Problem set:
• 1. Rewrite the marijuana ordinance letter from "Marijuana sales ordinance" down to "boost tax revenue.", renaming "City Council" as "council" throughout that span.
• 2. According to the marijuana ordinance letter, what is the City Council willing to pay for studies on?
• 3. Pick up the letter on Benicia's proposed marijuana sales ordinance after its last sentence and keep writing.

Passage shown:

Marijuana sales ordinance needs more research
As an answer to the projected shortfall in the City of Benicia’s budget, the majority of the Benicia City Council is proposing the legalization of retail recreational (non-medical) marijuana in our community to boost tax revenue.
However, this proposal is being made with no study or research being done on economic impact or risk. The City Council is willing to pay for studies on an outdoor noise ordinance, but has not done their due diligence on this proposal.
Until the City Council has some data to share with the citizens who have shown up at various meetings and requested it, I respectfully ask the Benicia City Council to wait on this proposal until it can conduct its own economic impact study and risk analysis.
Currently, according to an Oct. 2 article in the East Bay Times, many cities in the Bay Area are postponing January 2018 retail (non-medical) marijuana sales including Antioch, Berkeley, Brentwood, Concord, Daly City, Danville, Dublin, East Palo (likely no), Fremont, Martinez, Menlo Park, Mountain View, Oakland (unclear), Palo Alto (likely no), Pittsburg, Pleasanton, Redwood City (likely no), San Francisco, San Jose (unclear), San Mateo, San Ramon, Sunnyvale, Union City (unclear), and Watsonville. Unconfirmed reports indicate Vallejo plans to prohibit retail sales.
Some of these cities already have medicinal dispensaries, but are postponing allowing recreational sales until further research is conducted. Why is Benicia not doing the same?

Record extracts:

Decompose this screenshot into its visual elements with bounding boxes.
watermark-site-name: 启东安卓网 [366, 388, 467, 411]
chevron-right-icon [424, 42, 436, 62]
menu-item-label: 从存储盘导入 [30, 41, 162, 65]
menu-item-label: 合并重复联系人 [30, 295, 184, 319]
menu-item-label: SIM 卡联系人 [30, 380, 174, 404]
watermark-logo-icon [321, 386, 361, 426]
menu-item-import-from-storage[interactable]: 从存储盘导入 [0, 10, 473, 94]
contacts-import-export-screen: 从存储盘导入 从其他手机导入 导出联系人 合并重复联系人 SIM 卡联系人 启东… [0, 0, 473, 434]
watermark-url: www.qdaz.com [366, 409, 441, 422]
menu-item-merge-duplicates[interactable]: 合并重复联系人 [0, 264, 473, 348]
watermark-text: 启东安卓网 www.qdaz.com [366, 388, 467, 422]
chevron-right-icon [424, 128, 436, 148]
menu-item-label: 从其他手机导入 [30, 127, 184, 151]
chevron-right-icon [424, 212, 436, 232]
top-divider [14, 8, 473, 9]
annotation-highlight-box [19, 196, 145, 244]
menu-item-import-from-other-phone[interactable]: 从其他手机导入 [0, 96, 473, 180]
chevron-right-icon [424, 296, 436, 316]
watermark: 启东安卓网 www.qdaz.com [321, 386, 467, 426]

Your written answers:
• 1.
Marijuana sales ordinance needs more research
As an answer to the projected shortfall in the City of Benicia’s budget, the majority of the Benicia council is proposing the legalization of retail recreational (non-medical) marijuana in our community to boost tax revenue.

• 2. An outdoor noise ordinance.

• 3.
For review, I have calculated the estimated annual revenue per dispensary using a mix of cannabis industry data, Benicia data and examples from other communities in the greater Bay Area:
* According to the 2016 Marijuana Business Factbook, marijuana dispensaries produce an average annual revenue per square foot of $974. That is more revenue than the average square foot of a Whole Foods store. Let’s assume that is true.
* The average square foot of available retail space in Benicia is 1,500.
$974 per square foot x 1,500 = $1,461,000 gross revenue for the cannabis entrepreneur.
* Assuming Benicia places a 10 percent tax on marijuana sales in 2018, which is very likely, plus 1 percent from Benicia Measure C, that comes out to $160,710 ($1,461,000 x .11) in annual revenue for Benicia. (It’s important to note that to generate this revenue per square foot, the retail marijuana dispensary would have to be located in a high traffic retail neighborhood, such as First Street, Solano Square, Columbus Parkway, Southampton (Raley’s) Shopping Center.)
As demonstrated in the states where marijuana is legal, there are costs that will inevitably arise. Considering the cost for city staff time, local police presence, code enforcement, marijuana business compliance, marijuana business financial audit services, and more drug education and counselling, can Benicia afford to permit retail marijuana sales on a budget of $161,710 a year? That is an important question as public health and safety is the number priority of every elected official.
For those that question my calculations and assumptions, allow me to share the story of Campbell, Calif. as reported in the San Jose Mercury News on Oct. 5. A community much like ours, with a population of 39,349 according to the 2010 U.S. Census. After much deliberation, the City Council of Campbell decided to postpone their decision to permit retail marijuana sales. Why? Because that City Council did their homework and determined the cost to cover city expenses would be nearly a million dollars, and the estimated revenue from three (3) dispensaries would be $260,000 in the best-case scenario. That’s a negative return on investment (ROI) of 73 percent.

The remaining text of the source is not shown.